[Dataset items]

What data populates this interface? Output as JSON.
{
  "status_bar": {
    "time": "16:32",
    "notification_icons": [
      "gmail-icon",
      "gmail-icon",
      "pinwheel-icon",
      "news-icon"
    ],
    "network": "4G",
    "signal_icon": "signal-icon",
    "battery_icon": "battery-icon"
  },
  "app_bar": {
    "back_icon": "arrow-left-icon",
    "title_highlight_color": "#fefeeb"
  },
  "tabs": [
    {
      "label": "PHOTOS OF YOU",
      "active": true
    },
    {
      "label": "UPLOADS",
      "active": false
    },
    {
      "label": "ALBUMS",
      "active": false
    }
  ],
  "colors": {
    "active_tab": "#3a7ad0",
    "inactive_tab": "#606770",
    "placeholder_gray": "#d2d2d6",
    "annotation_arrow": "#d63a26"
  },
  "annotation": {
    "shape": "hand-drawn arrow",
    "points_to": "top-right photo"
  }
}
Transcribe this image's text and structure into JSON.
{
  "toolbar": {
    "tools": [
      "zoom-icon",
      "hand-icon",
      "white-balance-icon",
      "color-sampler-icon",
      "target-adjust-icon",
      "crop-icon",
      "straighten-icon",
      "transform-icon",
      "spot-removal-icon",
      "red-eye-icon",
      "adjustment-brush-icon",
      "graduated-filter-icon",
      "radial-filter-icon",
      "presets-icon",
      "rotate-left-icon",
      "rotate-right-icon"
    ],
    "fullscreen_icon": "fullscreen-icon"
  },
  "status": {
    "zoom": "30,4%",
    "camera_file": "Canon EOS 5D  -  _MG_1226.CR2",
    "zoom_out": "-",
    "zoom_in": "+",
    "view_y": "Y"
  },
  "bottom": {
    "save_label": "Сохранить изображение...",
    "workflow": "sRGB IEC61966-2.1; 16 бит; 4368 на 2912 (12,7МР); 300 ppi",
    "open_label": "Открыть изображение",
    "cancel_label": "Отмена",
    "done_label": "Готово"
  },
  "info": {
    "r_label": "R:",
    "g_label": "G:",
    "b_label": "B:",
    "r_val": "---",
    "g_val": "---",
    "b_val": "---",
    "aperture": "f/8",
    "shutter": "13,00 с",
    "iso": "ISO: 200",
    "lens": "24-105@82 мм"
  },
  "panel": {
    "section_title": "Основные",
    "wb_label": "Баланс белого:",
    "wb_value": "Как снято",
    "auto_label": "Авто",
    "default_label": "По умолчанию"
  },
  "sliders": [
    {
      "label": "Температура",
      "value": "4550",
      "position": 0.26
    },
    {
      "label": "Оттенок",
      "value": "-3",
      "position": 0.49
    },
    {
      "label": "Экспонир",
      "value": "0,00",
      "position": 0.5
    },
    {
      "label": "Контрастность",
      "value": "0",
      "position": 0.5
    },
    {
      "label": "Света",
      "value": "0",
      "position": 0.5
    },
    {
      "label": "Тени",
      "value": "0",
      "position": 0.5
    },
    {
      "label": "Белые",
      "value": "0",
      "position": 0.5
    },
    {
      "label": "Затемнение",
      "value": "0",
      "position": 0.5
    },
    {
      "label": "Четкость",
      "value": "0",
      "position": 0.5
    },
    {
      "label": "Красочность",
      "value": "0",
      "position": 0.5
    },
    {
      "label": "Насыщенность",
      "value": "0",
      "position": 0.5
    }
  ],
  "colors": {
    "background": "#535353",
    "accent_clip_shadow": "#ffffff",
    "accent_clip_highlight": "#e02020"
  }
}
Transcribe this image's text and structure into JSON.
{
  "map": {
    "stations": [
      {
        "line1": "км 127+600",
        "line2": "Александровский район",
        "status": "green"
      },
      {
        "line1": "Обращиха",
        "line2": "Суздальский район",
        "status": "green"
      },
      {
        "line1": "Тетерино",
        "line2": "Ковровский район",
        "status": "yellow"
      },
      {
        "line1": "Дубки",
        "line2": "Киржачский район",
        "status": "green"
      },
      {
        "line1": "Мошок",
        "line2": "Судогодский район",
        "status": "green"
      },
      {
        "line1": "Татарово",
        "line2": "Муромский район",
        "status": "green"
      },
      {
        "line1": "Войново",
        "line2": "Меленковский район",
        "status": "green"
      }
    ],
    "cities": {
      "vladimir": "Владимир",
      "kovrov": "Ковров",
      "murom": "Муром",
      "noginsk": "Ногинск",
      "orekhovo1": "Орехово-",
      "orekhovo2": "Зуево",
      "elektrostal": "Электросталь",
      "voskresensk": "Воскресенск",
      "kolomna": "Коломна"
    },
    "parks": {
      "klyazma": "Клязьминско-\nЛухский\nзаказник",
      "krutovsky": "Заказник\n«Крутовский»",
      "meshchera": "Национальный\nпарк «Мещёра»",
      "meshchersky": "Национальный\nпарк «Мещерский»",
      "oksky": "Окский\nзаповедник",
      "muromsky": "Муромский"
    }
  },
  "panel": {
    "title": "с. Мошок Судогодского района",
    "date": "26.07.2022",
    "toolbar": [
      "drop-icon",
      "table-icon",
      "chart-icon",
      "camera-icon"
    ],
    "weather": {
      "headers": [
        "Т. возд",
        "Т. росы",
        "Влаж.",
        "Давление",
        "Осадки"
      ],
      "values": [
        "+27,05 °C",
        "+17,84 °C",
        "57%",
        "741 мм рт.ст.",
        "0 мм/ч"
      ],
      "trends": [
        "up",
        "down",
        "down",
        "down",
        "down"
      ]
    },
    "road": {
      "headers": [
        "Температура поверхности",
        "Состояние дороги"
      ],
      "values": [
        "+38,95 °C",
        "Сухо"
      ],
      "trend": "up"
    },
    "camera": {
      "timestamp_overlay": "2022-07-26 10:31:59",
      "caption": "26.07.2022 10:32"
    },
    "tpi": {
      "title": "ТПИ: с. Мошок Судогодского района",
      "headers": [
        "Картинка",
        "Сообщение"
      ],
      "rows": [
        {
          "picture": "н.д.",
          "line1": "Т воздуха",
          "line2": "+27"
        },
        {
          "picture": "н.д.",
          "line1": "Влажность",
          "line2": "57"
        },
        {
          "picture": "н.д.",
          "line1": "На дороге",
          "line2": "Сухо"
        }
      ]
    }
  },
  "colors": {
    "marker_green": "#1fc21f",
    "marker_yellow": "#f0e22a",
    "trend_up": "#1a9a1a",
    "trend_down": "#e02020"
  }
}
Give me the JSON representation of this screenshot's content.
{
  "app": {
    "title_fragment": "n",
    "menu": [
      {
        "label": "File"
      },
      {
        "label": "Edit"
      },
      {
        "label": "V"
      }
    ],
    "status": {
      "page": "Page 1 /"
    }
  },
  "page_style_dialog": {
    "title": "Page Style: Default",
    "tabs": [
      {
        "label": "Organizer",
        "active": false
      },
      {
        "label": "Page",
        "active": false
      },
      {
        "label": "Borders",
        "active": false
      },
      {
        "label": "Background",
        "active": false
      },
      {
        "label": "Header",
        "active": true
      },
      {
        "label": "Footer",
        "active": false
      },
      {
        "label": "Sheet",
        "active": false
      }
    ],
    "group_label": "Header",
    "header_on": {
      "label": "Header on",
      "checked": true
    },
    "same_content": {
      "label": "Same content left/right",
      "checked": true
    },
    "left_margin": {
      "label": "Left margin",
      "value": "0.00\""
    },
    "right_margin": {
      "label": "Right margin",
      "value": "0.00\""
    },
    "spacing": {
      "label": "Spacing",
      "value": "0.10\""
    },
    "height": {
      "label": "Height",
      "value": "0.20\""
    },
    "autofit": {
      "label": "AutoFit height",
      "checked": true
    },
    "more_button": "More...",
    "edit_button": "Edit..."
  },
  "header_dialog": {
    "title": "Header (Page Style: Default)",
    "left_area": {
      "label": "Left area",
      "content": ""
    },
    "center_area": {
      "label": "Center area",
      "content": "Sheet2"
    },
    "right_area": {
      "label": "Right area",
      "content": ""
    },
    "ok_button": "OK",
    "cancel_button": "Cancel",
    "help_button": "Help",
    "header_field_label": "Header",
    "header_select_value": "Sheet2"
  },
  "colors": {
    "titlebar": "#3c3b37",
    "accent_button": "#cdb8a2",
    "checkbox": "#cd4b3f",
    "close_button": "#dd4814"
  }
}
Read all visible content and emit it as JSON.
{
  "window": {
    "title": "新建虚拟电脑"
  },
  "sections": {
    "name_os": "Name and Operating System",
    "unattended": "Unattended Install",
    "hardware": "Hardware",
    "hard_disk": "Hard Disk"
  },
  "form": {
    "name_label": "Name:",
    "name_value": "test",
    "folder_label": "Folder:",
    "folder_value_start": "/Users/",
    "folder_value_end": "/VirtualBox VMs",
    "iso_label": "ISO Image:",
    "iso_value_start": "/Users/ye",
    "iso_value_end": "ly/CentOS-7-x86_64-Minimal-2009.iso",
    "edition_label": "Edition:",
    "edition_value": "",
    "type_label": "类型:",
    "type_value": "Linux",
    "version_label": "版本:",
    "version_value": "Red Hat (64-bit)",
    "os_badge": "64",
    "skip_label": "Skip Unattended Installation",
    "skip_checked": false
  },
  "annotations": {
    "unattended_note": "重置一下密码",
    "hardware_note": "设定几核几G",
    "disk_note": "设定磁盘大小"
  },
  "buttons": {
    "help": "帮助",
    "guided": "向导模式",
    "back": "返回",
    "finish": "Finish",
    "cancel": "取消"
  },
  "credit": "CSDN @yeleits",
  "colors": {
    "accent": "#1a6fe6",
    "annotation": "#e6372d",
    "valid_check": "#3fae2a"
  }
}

What you need to do.
In the entries above, find each line with the word "района" and show it.

Written answer.
    "title": "с. Мошок Судогодского района",
      "title": "ТПИ: с. Мошок Судогодского района",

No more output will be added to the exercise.